Without the pictures, return all of the material exactly as written.

○ ○ ○ ○

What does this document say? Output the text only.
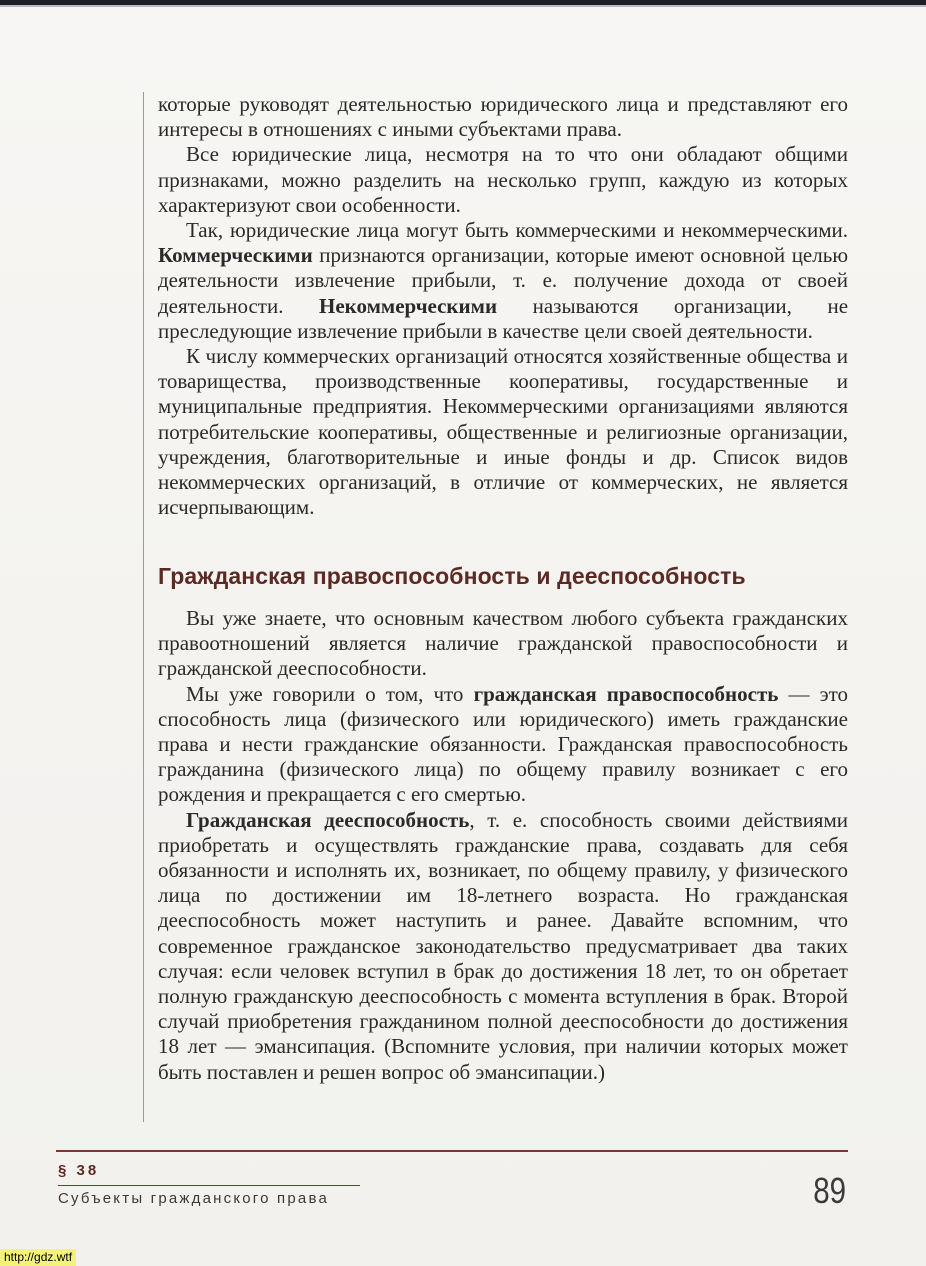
которые руководят деятельностью юридического лица и представляют его интересы в отношениях с иными субъектами права.

Все юридические лица, несмотря на то что они обладают общими признаками, можно разделить на несколько групп, каждую из которых характеризуют свои особенности.

Так, юридические лица могут быть коммерческими и некоммерческими. Коммерческими признаются организации, которые имеют основной целью деятельности извлечение прибыли, т. е. получение дохода от своей деятельности. Некоммерческими называются организации, не преследующие извлечение прибыли в качестве цели своей деятельности.

К числу коммерческих организаций относятся хозяйственные общества и товарищества, производственные кооперативы, государственные и муниципальные предприятия. Некоммерческими организациями являются потребительские кооперативы, общественные и религиозные организации, учреждения, благотворительные и иные фонды и др. Список видов некоммерческих организаций, в отличие от коммерческих, не является исчерпывающим.

Гражданская правоспособность и дееспособность

Вы уже знаете, что основным качеством любого субъекта гражданских правоотношений является наличие гражданской правоспособности и гражданской дееспособности.

Мы уже говорили о том, что гражданская правоспособность — это способность лица (физического или юридического) иметь гражданские права и нести гражданские обязанности. Гражданская правоспособность гражданина (физического лица) по общему правилу возникает с его рождения и прекращается с его смертью.

Гражданская дееспособность, т. е. способность своими действиями приобретать и осуществлять гражданские права, создавать для себя обязанности и исполнять их, возникает, по общему правилу, у физического лица по достижении им 18-летнего возраста. Но гражданская дееспособность может наступить и ранее. Давайте вспомним, что современное гражданское законодательство предусматривает два таких случая: если человек вступил в брак до достижения 18 лет, то он обретает полную гражданскую дееспособность с момента вступления в брак. Второй случай приобретения гражданином полной дееспособности до достижения 18 лет — эмансипация. (Вспомните условия, при наличии которых может быть поставлен и решен вопрос об эмансипации.)

§ 38
Субъекты гражданского права	89
http://gdz.wtf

○ ○ ○ ○

THE OUTPUT:
What does this document say? Output the text only.
которые руководят деятельностью юридического лица и представляют его интересы в отношениях с иными субъектами права.

Все юридические лица, несмотря на то что они обладают общими признаками, можно разделить на несколько групп, каждую из которых характеризуют свои особенности.

Так, юридические лица могут быть коммерческими и некоммерческими. Коммерческими признаются организации, которые имеют основной целью деятельности извлечение прибыли, т. е. получение дохода от своей деятельности. Некоммерческими называются организации, не преследующие извлечение прибыли в качестве цели своей деятельности.

К числу коммерческих организаций относятся хозяйственные общества и товарищества, производственные кооперативы, государственные и муниципальные предприятия. Некоммерческими организациями являются потребительские кооперативы, общественные и религиозные организации, учреждения, благотворительные и иные фонды и др. Список видов некоммерческих организаций, в отличие от коммерческих, не является исчерпывающим.

Гражданская правоспособность и дееспособность

Вы уже знаете, что основным качеством любого субъекта гражданских правоотношений является наличие гражданской правоспособности и гражданской дееспособности.

Мы уже говорили о том, что гражданская правоспособность — это способность лица (физического или юридического) иметь гражданские права и нести гражданские обязанности. Гражданская правоспособность гражданина (физического лица) по общему правилу возникает с его рождения и прекращается с его смертью.

Гражданская дееспособность, т. е. способность своими действиями приобретать и осуществлять гражданские права, создавать для себя обязанности и исполнять их, возникает, по общему правилу, у физического лица по достижении им 18-летнего возраста. Но гражданская дееспособность может наступить и ранее. Давайте вспомним, что современное гражданское законодательство предусматривает два таких случая: если человек вступил в брак до достижения 18 лет, то он обретает полную гражданскую дееспособность с момента вступления в брак. Второй случай приобретения гражданином полной дееспособности до достижения 18 лет — эмансипация. (Вспомните условия, при наличии которых может быть поставлен и решен вопрос об эмансипации.)

§ 38
Субъекты гражданского права	89
http://gdz.wtf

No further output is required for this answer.